§ **Exercise goal**
Copy out all lines that hold "сказуемом".

Saved data entries:
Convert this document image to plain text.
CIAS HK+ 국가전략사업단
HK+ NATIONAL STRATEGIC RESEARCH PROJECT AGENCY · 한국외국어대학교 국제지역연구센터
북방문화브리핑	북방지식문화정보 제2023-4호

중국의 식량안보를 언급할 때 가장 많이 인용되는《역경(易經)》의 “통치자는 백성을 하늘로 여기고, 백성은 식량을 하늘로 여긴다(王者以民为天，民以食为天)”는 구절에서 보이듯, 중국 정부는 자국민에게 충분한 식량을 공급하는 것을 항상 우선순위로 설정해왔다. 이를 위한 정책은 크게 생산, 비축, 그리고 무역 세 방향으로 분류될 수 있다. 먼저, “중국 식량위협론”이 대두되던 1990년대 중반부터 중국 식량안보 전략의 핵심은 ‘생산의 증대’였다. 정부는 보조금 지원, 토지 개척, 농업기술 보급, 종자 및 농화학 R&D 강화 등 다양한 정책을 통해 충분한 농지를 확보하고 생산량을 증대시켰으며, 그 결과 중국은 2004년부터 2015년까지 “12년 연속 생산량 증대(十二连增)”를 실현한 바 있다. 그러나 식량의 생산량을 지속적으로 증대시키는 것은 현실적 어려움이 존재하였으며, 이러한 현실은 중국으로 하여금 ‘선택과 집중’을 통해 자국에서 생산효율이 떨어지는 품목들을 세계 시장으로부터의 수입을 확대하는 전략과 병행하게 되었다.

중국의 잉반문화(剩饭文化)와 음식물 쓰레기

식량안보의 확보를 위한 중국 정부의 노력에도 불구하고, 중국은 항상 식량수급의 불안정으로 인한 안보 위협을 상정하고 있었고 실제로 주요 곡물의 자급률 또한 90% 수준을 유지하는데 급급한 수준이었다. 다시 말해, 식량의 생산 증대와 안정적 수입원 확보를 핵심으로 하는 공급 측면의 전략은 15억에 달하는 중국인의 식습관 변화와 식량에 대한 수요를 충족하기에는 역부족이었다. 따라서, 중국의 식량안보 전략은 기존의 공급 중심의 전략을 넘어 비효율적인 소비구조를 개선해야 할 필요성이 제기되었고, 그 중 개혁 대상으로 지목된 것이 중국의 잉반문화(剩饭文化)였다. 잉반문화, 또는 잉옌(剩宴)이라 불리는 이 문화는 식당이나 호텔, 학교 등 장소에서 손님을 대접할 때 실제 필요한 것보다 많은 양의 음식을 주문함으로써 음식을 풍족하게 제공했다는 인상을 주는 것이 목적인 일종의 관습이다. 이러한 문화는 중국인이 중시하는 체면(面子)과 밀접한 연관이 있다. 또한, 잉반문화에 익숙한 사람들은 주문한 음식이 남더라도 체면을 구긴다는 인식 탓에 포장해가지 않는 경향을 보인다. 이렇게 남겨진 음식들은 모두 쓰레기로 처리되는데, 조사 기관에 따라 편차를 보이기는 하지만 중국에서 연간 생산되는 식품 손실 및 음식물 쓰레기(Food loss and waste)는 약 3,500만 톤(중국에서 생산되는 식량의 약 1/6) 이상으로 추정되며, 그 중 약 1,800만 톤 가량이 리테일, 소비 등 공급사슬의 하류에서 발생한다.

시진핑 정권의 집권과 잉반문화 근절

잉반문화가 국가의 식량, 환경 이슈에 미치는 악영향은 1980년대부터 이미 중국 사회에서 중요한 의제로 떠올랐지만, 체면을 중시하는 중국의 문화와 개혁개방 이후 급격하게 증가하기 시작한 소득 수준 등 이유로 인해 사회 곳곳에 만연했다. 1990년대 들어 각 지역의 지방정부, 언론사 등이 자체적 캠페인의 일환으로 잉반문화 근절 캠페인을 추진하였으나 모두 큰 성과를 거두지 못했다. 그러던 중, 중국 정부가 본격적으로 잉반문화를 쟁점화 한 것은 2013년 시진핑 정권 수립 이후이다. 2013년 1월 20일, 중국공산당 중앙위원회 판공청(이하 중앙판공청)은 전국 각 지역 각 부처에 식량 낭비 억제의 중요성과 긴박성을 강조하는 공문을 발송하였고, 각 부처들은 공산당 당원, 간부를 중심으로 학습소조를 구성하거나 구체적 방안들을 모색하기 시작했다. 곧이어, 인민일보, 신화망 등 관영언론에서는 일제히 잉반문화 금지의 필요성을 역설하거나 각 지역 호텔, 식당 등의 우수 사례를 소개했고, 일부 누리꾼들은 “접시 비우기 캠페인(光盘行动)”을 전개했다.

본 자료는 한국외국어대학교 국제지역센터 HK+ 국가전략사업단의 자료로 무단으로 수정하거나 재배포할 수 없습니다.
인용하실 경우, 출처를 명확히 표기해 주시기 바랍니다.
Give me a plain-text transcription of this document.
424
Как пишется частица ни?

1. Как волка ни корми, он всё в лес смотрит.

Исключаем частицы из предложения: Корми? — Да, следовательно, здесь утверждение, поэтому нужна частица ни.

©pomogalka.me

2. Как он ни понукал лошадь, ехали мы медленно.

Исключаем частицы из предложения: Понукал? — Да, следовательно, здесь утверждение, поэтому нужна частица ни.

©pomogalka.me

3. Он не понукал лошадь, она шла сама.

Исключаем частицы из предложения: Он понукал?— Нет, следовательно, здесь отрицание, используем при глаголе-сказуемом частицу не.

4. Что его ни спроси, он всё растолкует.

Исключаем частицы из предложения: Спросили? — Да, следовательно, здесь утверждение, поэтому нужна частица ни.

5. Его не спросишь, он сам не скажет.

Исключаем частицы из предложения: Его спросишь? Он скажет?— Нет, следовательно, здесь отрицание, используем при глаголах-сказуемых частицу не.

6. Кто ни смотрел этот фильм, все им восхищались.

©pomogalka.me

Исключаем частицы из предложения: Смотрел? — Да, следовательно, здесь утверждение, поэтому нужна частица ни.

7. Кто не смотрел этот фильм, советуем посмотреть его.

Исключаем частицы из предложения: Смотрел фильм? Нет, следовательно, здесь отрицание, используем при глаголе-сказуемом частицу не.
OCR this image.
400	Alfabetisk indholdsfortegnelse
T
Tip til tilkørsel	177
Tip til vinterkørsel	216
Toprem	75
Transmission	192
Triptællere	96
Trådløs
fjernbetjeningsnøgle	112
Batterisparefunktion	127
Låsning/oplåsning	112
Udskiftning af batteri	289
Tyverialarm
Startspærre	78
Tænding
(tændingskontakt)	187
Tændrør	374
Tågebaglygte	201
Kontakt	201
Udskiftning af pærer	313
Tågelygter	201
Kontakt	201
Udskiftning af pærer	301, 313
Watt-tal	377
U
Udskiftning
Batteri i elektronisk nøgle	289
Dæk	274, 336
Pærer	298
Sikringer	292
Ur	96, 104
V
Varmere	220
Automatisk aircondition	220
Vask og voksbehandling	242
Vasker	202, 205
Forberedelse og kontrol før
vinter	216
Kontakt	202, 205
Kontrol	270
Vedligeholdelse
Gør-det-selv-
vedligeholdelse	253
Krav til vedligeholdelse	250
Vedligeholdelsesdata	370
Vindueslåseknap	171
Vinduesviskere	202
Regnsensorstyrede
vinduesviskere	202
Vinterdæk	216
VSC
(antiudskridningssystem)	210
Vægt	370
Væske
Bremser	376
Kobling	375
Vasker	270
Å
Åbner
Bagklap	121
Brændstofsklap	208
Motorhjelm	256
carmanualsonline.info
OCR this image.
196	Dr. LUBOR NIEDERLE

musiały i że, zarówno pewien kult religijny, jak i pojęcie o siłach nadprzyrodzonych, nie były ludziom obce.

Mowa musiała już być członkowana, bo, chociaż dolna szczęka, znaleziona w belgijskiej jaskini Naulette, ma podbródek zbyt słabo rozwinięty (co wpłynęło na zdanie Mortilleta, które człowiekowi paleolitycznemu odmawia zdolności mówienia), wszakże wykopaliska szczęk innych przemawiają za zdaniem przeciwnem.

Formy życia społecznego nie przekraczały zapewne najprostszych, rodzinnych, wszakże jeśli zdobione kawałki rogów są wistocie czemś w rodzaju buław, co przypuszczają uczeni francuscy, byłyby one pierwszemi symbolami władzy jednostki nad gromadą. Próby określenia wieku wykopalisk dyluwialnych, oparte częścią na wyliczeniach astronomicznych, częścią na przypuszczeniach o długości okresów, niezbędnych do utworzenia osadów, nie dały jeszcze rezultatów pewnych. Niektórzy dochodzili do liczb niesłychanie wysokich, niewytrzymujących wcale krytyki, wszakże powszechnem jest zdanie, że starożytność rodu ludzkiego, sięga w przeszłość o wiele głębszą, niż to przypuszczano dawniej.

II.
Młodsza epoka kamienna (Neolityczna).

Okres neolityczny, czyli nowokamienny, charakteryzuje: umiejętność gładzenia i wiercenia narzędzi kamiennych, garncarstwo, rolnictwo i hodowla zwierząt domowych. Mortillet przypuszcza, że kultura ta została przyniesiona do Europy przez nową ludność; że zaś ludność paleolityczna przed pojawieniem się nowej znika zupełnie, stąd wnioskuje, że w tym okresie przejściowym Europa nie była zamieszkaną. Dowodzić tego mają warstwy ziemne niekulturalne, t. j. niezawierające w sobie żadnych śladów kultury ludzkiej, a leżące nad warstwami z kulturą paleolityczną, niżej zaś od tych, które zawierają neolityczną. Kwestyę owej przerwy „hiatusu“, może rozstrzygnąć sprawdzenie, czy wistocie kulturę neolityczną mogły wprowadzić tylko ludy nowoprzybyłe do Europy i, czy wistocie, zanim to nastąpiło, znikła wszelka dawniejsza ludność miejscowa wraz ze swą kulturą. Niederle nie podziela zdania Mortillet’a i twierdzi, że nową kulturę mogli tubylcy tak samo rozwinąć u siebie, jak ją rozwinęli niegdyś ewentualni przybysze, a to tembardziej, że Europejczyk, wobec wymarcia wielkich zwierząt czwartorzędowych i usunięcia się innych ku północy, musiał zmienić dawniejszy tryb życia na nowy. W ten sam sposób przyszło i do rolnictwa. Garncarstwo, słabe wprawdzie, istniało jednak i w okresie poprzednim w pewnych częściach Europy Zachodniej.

§ **Task answer**
Исключаем частицы из предложения: Он понукал?— Нет, следовательно, здесь отрицание, используем при глаголе-сказуемом частицу не.
Исключаем частицы из предложения: Смотрел фильм? Нет, следовательно, здесь отрицание, используем при глаголе-сказуемом частицу не.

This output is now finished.